→ What to work on:
What is the number of lines that include the word "miêu"? Provide only that figure.

Collection entries

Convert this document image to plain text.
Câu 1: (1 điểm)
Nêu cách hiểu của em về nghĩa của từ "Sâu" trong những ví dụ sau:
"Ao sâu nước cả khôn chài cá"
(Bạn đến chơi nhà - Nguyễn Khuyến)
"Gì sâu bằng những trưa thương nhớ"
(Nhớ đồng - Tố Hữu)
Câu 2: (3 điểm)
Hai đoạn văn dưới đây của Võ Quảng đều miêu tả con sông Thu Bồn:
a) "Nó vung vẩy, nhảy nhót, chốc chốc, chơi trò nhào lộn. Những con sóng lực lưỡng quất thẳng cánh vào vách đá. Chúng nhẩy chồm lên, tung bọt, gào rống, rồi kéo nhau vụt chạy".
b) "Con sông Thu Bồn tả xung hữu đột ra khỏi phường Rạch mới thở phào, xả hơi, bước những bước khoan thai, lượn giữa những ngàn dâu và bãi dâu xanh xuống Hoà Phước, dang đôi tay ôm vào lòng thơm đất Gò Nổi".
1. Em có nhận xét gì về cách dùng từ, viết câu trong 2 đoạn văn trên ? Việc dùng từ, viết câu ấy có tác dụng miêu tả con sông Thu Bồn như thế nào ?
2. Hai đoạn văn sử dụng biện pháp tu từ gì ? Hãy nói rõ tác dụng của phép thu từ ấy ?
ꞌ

→ Final answer:
2